Records follow. Select each line holding "frac".

=-=-=

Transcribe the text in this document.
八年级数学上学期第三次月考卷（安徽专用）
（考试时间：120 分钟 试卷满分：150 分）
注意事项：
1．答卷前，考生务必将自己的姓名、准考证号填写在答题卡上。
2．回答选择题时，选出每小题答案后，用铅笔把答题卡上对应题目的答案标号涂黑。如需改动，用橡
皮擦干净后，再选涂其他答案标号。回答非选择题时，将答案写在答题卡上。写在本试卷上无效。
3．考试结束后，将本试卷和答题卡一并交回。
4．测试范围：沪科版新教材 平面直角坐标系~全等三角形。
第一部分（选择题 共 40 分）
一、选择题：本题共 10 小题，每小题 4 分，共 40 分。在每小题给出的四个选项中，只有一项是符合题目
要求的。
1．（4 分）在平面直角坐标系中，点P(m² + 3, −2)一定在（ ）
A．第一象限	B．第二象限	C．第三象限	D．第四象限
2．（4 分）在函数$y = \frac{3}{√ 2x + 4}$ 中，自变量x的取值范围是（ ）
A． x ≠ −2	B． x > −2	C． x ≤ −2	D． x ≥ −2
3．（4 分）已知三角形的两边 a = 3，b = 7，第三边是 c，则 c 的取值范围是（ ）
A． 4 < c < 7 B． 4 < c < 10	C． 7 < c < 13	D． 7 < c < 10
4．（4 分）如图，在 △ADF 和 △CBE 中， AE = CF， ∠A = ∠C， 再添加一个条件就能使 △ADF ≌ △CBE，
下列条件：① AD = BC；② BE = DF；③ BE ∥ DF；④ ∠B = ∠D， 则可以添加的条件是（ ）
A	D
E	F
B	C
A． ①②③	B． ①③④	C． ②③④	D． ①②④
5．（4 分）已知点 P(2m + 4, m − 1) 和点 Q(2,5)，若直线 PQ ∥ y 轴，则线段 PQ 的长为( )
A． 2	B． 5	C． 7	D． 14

=-=-=

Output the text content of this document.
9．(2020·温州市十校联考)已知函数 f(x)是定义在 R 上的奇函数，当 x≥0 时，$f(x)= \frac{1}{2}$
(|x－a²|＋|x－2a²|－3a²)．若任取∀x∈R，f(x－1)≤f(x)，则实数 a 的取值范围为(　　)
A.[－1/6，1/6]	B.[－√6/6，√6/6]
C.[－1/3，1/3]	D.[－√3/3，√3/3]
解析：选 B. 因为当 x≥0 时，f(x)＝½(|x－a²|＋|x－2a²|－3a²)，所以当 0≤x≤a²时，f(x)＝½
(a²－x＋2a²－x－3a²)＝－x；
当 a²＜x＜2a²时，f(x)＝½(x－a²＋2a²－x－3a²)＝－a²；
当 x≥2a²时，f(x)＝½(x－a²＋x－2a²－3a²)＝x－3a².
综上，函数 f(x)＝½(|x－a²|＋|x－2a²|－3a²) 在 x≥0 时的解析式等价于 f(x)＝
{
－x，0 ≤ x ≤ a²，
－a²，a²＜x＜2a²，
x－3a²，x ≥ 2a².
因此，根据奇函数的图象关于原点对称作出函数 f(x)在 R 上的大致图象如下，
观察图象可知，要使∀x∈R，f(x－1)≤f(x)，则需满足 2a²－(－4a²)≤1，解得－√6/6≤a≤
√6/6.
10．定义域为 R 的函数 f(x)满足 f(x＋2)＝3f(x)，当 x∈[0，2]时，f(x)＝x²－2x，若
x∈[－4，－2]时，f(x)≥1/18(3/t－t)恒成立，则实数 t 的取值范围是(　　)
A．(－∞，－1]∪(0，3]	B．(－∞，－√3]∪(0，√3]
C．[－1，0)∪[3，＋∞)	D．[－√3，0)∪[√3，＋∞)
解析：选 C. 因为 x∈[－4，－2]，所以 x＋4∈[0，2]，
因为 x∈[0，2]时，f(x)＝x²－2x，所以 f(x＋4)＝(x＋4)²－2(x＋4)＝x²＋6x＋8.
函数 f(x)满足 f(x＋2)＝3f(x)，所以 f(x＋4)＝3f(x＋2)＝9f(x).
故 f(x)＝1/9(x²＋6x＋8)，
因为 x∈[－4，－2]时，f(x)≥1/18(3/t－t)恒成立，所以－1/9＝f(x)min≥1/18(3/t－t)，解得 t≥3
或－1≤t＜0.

=-=-=

**Reply to the exercise:**
2．（4 分）在函数$y = \frac{3}{√ 2x + 4}$ 中，自变量x的取值范围是（ ）
9．(2020·温州市十校联考)已知函数 f(x)是定义在 R 上的奇函数，当 x≥0 时，$f(x)= \frac{1}{2}$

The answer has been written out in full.